Records from a data collection
>> START

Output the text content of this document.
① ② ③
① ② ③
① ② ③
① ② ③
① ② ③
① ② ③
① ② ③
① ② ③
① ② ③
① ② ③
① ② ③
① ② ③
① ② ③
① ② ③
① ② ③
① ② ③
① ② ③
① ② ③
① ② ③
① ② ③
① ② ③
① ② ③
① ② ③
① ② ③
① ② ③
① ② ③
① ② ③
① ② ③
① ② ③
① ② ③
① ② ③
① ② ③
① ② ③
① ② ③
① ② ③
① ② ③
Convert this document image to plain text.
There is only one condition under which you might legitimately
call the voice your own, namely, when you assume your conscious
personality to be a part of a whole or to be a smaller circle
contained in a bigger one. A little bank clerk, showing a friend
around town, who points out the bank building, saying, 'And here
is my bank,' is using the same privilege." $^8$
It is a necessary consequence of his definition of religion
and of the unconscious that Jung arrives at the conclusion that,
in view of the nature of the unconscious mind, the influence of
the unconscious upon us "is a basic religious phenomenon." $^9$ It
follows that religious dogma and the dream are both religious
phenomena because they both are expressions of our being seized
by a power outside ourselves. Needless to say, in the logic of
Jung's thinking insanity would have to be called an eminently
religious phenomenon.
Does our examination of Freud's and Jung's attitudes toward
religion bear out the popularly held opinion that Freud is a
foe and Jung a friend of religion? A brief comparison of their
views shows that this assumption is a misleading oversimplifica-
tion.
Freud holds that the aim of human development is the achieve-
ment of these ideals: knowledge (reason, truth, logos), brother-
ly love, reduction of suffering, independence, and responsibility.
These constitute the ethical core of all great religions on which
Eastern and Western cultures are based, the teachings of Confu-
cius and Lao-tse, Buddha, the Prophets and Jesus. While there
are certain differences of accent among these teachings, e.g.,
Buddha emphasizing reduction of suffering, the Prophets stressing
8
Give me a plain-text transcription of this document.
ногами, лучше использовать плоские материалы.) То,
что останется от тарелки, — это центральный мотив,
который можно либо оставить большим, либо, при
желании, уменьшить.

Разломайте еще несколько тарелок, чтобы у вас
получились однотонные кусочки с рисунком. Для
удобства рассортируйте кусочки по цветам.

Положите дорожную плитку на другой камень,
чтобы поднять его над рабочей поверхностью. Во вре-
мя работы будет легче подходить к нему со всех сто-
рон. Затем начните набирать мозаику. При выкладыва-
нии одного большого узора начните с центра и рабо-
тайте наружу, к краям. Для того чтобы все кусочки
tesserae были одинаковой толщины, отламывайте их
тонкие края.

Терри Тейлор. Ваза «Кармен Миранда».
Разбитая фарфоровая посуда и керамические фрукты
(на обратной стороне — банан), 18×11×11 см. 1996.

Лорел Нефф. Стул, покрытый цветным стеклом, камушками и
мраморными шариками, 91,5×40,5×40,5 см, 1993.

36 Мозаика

>> END

# Problem requirements
From the data above, copy each line that holds "unconscious".

# Correct result
and of the unconscious that Jung arrives at the conclusion that,
in view of the nature of the unconscious mind, the influence of
the unconscious upon us "is a basic religious phenomenon." $^9$ It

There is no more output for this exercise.